■ SET PROBLEM: Reproduce every line in the listing that contains the word "JSON".
— begin EXTRACTED DATA —
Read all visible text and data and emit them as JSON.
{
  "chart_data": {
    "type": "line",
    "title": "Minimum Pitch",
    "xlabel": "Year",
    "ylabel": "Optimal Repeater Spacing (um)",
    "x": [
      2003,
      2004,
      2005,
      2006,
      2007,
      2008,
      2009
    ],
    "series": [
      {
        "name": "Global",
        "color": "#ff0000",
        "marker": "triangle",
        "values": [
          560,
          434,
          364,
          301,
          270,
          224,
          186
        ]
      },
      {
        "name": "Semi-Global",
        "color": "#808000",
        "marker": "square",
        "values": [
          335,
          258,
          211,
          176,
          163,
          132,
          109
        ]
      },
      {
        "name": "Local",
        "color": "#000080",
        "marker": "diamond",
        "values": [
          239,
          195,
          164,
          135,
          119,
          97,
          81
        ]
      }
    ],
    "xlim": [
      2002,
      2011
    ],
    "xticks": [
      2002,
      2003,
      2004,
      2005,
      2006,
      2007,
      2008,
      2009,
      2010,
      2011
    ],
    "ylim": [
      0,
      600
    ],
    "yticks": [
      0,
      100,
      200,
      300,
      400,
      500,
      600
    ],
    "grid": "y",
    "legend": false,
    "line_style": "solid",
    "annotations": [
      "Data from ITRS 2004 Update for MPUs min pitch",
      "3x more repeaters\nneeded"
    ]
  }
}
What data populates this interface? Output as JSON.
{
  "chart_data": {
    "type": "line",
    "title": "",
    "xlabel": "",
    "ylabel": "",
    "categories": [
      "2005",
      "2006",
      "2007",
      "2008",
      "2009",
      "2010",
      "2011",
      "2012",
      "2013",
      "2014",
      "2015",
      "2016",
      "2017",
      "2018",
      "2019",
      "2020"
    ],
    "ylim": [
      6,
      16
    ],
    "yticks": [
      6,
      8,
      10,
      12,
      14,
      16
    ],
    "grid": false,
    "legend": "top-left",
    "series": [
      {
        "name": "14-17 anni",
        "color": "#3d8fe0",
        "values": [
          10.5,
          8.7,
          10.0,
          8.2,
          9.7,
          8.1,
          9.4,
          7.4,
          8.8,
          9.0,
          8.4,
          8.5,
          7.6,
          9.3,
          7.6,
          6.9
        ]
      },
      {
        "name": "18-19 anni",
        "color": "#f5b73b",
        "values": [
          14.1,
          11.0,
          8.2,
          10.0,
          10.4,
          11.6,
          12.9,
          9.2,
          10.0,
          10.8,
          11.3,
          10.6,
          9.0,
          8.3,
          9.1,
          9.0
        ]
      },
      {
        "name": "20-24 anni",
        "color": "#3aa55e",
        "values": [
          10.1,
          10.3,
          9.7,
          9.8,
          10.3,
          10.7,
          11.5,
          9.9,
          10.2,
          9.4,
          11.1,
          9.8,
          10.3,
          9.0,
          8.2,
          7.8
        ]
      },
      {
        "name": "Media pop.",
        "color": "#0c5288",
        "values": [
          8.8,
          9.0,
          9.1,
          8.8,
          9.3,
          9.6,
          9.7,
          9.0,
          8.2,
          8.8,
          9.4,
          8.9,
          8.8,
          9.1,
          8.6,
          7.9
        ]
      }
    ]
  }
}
— end EXTRACTED DATA —
■ TASK ANSWER:
Read all visible text and data and emit them as JSON.
What data populates this interface? Output as JSON.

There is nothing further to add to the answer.